Dataset entries:
--

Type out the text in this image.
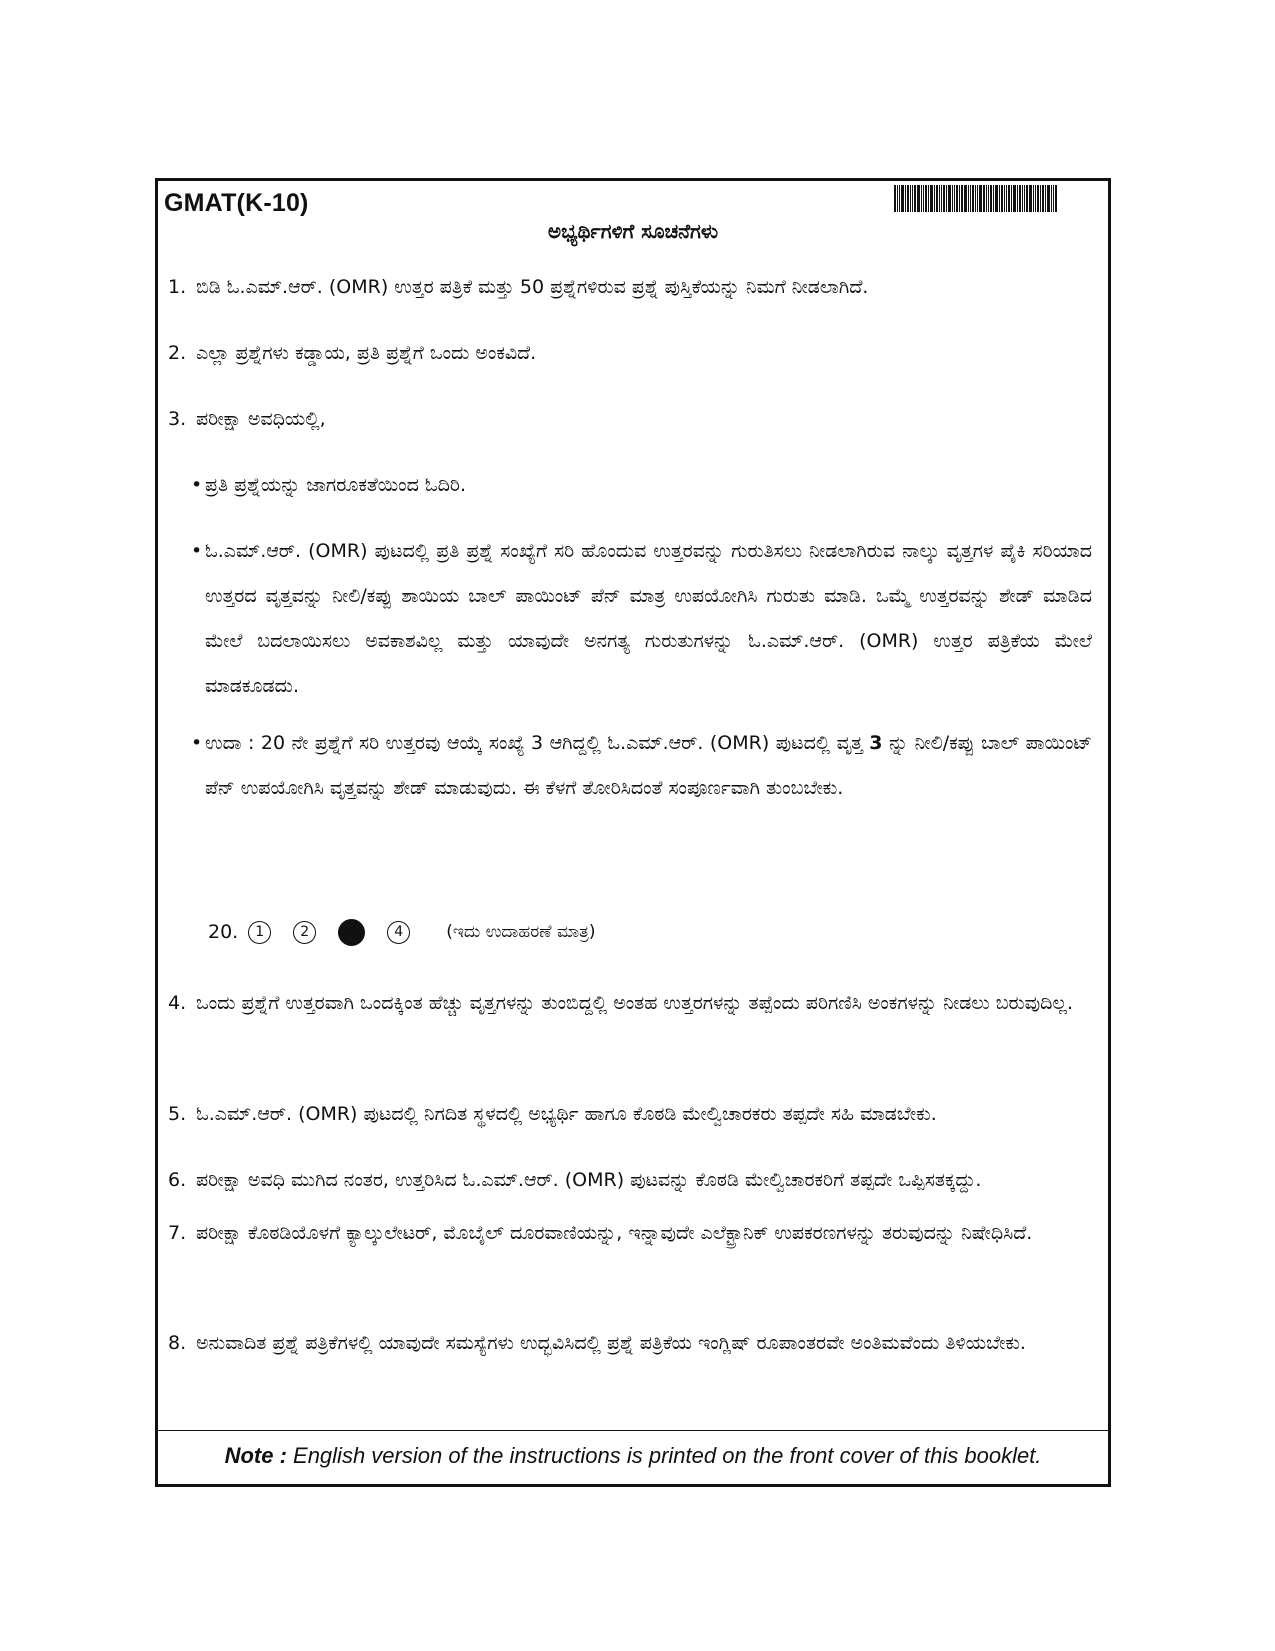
GMAT(K-10)
ಅಭ್ಯರ್ಥಿಗಳಿಗೆ ಸೂಚನೆಗಳು
1. ಬಿಡಿ ಓ.ಎಮ್.ಆರ್. (OMR) ಉತ್ತರ ಪತ್ರಿಕೆ ಮತ್ತು 50 ಪ್ರಶ್ನೆಗಳಿರುವ ಪ್ರಶ್ನೆ ಪುಸ್ತಿಕೆಯನ್ನು ನಿಮಗೆ ನೀಡಲಾಗಿದೆ.
2. ಎಲ್ಲಾ ಪ್ರಶ್ನೆಗಳು ಕಡ್ಡಾಯ, ಪ್ರತಿ ಪ್ರಶ್ನೆಗೆ ಒಂದು ಅಂಕವಿದೆ.
3. ಪರೀಕ್ಷಾ ಅವಧಿಯಲ್ಲಿ,
• ಪ್ರತಿ ಪ್ರಶ್ನೆಯನ್ನು ಜಾಗರೂಕತೆಯಿಂದ ಓದಿರಿ.
• ಓ.ಎಮ್.ಆರ್. (OMR) ಪುಟದಲ್ಲಿ ಪ್ರತಿ ಪ್ರಶ್ನೆ ಸಂಖ್ಯೆಗೆ ಸರಿ ಹೊಂದುವ ಉತ್ತರವನ್ನು ಗುರುತಿಸಲು ನೀಡಲಾಗಿರುವ ನಾಲ್ಕು ವೃತ್ತಗಳ ಪೈಕಿ ಸರಿಯಾದ ಉತ್ತರದ ವೃತ್ತವನ್ನು ನೀಲಿ/ಕಪ್ಪು ಶಾಯಿಯ ಬಾಲ್ ಪಾಯಿಂಟ್ ಪೆನ್ ಮಾತ್ರ ಉಪಯೋಗಿಸಿ ಗುರುತು ಮಾಡಿ. ಒಮ್ಮೆ ಉತ್ತರವನ್ನು ಶೇಡ್ ಮಾಡಿದ ಮೇಲೆ ಬದಲಾಯಿಸಲು ಅವಕಾಶವಿಲ್ಲ ಮತ್ತು ಯಾವುದೇ ಅನಗತ್ಯ ಗುರುತುಗಳನ್ನು ಓ.ಎಮ್.ಆರ್. (OMR) ಉತ್ತರ ಪತ್ರಿಕೆಯ ಮೇಲೆ ಮಾಡಕೂಡದು.
• ಉದಾ : 20 ನೇ ಪ್ರಶ್ನೆಗೆ ಸರಿ ಉತ್ತರವು ಆಯ್ಕೆ ಸಂಖ್ಯೆ 3 ಆಗಿದ್ದಲ್ಲಿ ಓ.ಎಮ್.ಆರ್. (OMR) ಪುಟದಲ್ಲಿ ವೃತ್ತ 3 ನ್ನು ನೀಲಿ/ಕಪ್ಪು ಬಾಲ್ ಪಾಯಿಂಟ್ ಪೆನ್ ಉಪಯೋಗಿಸಿ ವೃತ್ತವನ್ನು ಶೇಡ್ ಮಾಡುವುದು. ಈ ಕೆಳಗೆ ತೋರಿಸಿದಂತೆ ಸಂಪೂರ್ಣವಾಗಿ ತುಂಬಬೇಕು.
20.	1	2	4	(ಇದು ಉದಾಹರಣೆ ಮಾತ್ರ)
4. ಒಂದು ಪ್ರಶ್ನೆಗೆ ಉತ್ತರವಾಗಿ ಒಂದಕ್ಕಿಂತ ಹೆಚ್ಚು ವೃತ್ತಗಳನ್ನು ತುಂಬಿದ್ದಲ್ಲಿ ಅಂತಹ ಉತ್ತರಗಳನ್ನು ತಪ್ಪೆಂದು ಪರಿಗಣಿಸಿ ಅಂಕಗಳನ್ನು ನೀಡಲು ಬರುವುದಿಲ್ಲ.
5. ಓ.ಎಮ್.ಆರ್. (OMR) ಪುಟದಲ್ಲಿ ನಿಗದಿತ ಸ್ಥಳದಲ್ಲಿ ಅಭ್ಯರ್ಥಿ ಹಾಗೂ ಕೊಠಡಿ ಮೇಲ್ವಿಚಾರಕರು ತಪ್ಪದೇ ಸಹಿ ಮಾಡಬೇಕು.
6. ಪರೀಕ್ಷಾ ಅವಧಿ ಮುಗಿದ ನಂತರ, ಉತ್ತರಿಸಿದ ಓ.ಎಮ್.ಆರ್. (OMR) ಪುಟವನ್ನು ಕೊಠಡಿ ಮೇಲ್ವಿಚಾರಕರಿಗೆ ತಪ್ಪದೇ ಒಪ್ಪಿಸತಕ್ಕದ್ದು.
7. ಪರೀಕ್ಷಾ ಕೊಠಡಿಯೊಳಗೆ ಕ್ಯಾಲ್ಕುಲೇಟರ್, ಮೊಬೈಲ್ ದೂರವಾಣಿಯನ್ನು, ಇನ್ನಾವುದೇ ಎಲೆಕ್ಟ್ರಾನಿಕ್ ಉಪಕರಣಗಳನ್ನು ತರುವುದನ್ನು ನಿಷೇಧಿಸಿದೆ.
8. ಅನುವಾದಿತ ಪ್ರಶ್ನೆ ಪತ್ರಿಕೆಗಳಲ್ಲಿ ಯಾವುದೇ ಸಮಸ್ಯೆಗಳು ಉದ್ಭವಿಸಿದಲ್ಲಿ ಪ್ರಶ್ನೆ ಪತ್ರಿಕೆಯ ಇಂಗ್ಲಿಷ್ ರೂಪಾಂತರವೇ ಅಂತಿಮವೆಂದು ತಿಳಿಯಬೇಕು.
Note : English version of the instructions is printed on the front cover of this booklet.
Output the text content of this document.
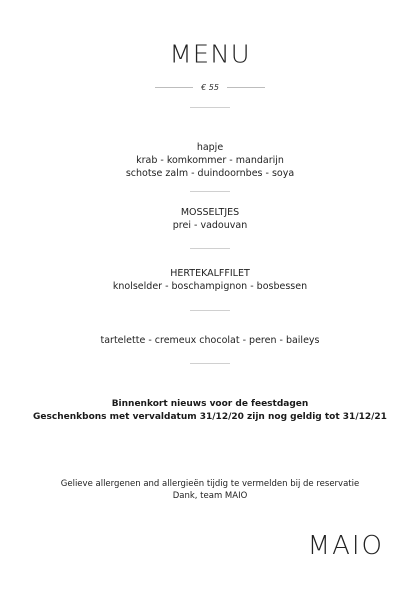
MENU
€ 55
hapje
krab - komkommer - mandarijn
schotse zalm - duindoornbes - soya
MOSSELTJES
prei - vadouvan
HERTEKALFFILET
knolselder - boschampignon - bosbessen
tartelette - cremeux chocolat - peren - baileys
Binnenkort nieuws voor de feestdagen
Geschenkbons met vervaldatum 31/12/20 zijn nog geldig tot 31/12/21
Gelieve allergenen and allergieën tijdig te vermelden bij de reservatie
Dank, team MAIO
MAIO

--

(GOAL OF THE EXERCISE):
The records above must be printed exactly; the pictures stay out.

(FINISHED ANSWER):
Type out the text in this image.
GMAT(K-10)
ಅಭ್ಯರ್ಥಿಗಳಿಗೆ ಸೂಚನೆಗಳು
1. ಬಿಡಿ ಓ.ಎಮ್.ಆರ್. (OMR) ಉತ್ತರ ಪತ್ರಿಕೆ ಮತ್ತು 50 ಪ್ರಶ್ನೆಗಳಿರುವ ಪ್ರಶ್ನೆ ಪುಸ್ತಿಕೆಯನ್ನು ನಿಮಗೆ ನೀಡಲಾಗಿದೆ.
2. ಎಲ್ಲಾ ಪ್ರಶ್ನೆಗಳು ಕಡ್ಡಾಯ, ಪ್ರತಿ ಪ್ರಶ್ನೆಗೆ ಒಂದು ಅಂಕವಿದೆ.
3. ಪರೀಕ್ಷಾ ಅವಧಿಯಲ್ಲಿ,
• ಪ್ರತಿ ಪ್ರಶ್ನೆಯನ್ನು ಜಾಗರೂಕತೆಯಿಂದ ಓದಿರಿ.
• ಓ.ಎಮ್.ಆರ್. (OMR) ಪುಟದಲ್ಲಿ ಪ್ರತಿ ಪ್ರಶ್ನೆ ಸಂಖ್ಯೆಗೆ ಸರಿ ಹೊಂದುವ ಉತ್ತರವನ್ನು ಗುರುತಿಸಲು ನೀಡಲಾಗಿರುವ ನಾಲ್ಕು ವೃತ್ತಗಳ ಪೈಕಿ ಸರಿಯಾದ ಉತ್ತರದ ವೃತ್ತವನ್ನು ನೀಲಿ/ಕಪ್ಪು ಶಾಯಿಯ ಬಾಲ್ ಪಾಯಿಂಟ್ ಪೆನ್ ಮಾತ್ರ ಉಪಯೋಗಿಸಿ ಗುರುತು ಮಾಡಿ. ಒಮ್ಮೆ ಉತ್ತರವನ್ನು ಶೇಡ್ ಮಾಡಿದ ಮೇಲೆ ಬದಲಾಯಿಸಲು ಅವಕಾಶವಿಲ್ಲ ಮತ್ತು ಯಾವುದೇ ಅನಗತ್ಯ ಗುರುತುಗಳನ್ನು ಓ.ಎಮ್.ಆರ್. (OMR) ಉತ್ತರ ಪತ್ರಿಕೆಯ ಮೇಲೆ ಮಾಡಕೂಡದು.
• ಉದಾ : 20 ನೇ ಪ್ರಶ್ನೆಗೆ ಸರಿ ಉತ್ತರವು ಆಯ್ಕೆ ಸಂಖ್ಯೆ 3 ಆಗಿದ್ದಲ್ಲಿ ಓ.ಎಮ್.ಆರ್. (OMR) ಪುಟದಲ್ಲಿ ವೃತ್ತ 3 ನ್ನು ನೀಲಿ/ಕಪ್ಪು ಬಾಲ್ ಪಾಯಿಂಟ್ ಪೆನ್ ಉಪಯೋಗಿಸಿ ವೃತ್ತವನ್ನು ಶೇಡ್ ಮಾಡುವುದು. ಈ ಕೆಳಗೆ ತೋರಿಸಿದಂತೆ ಸಂಪೂರ್ಣವಾಗಿ ತುಂಬಬೇಕು.
20.	1	2	4	(ಇದು ಉದಾಹರಣೆ ಮಾತ್ರ)
4. ಒಂದು ಪ್ರಶ್ನೆಗೆ ಉತ್ತರವಾಗಿ ಒಂದಕ್ಕಿಂತ ಹೆಚ್ಚು ವೃತ್ತಗಳನ್ನು ತುಂಬಿದ್ದಲ್ಲಿ ಅಂತಹ ಉತ್ತರಗಳನ್ನು ತಪ್ಪೆಂದು ಪರಿಗಣಿಸಿ ಅಂಕಗಳನ್ನು ನೀಡಲು ಬರುವುದಿಲ್ಲ.
5. ಓ.ಎಮ್.ಆರ್. (OMR) ಪುಟದಲ್ಲಿ ನಿಗದಿತ ಸ್ಥಳದಲ್ಲಿ ಅಭ್ಯರ್ಥಿ ಹಾಗೂ ಕೊಠಡಿ ಮೇಲ್ವಿಚಾರಕರು ತಪ್ಪದೇ ಸಹಿ ಮಾಡಬೇಕು.
6. ಪರೀಕ್ಷಾ ಅವಧಿ ಮುಗಿದ ನಂತರ, ಉತ್ತರಿಸಿದ ಓ.ಎಮ್.ಆರ್. (OMR) ಪುಟವನ್ನು ಕೊಠಡಿ ಮೇಲ್ವಿಚಾರಕರಿಗೆ ತಪ್ಪದೇ ಒಪ್ಪಿಸತಕ್ಕದ್ದು.
7. ಪರೀಕ್ಷಾ ಕೊಠಡಿಯೊಳಗೆ ಕ್ಯಾಲ್ಕುಲೇಟರ್, ಮೊಬೈಲ್ ದೂರವಾಣಿಯನ್ನು, ಇನ್ನಾವುದೇ ಎಲೆಕ್ಟ್ರಾನಿಕ್ ಉಪಕರಣಗಳನ್ನು ತರುವುದನ್ನು ನಿಷೇಧಿಸಿದೆ.
8. ಅನುವಾದಿತ ಪ್ರಶ್ನೆ ಪತ್ರಿಕೆಗಳಲ್ಲಿ ಯಾವುದೇ ಸಮಸ್ಯೆಗಳು ಉದ್ಭವಿಸಿದಲ್ಲಿ ಪ್ರಶ್ನೆ ಪತ್ರಿಕೆಯ ಇಂಗ್ಲಿಷ್ ರೂಪಾಂತರವೇ ಅಂತಿಮವೆಂದು ತಿಳಿಯಬೇಕು.
Note : English version of the instructions is printed on the front cover of this booklet.
Output the text content of this document.
MENU
€ 55
hapje
krab - komkommer - mandarijn
schotse zalm - duindoornbes - soya
MOSSELTJES
prei - vadouvan
HERTEKALFFILET
knolselder - boschampignon - bosbessen
tartelette - cremeux chocolat - peren - baileys
Binnenkort nieuws voor de feestdagen
Geschenkbons met vervaldatum 31/12/20 zijn nog geldig tot 31/12/21
Gelieve allergenen and allergieën tijdig te vermelden bij de reservatie
Dank, team MAIO
MAIO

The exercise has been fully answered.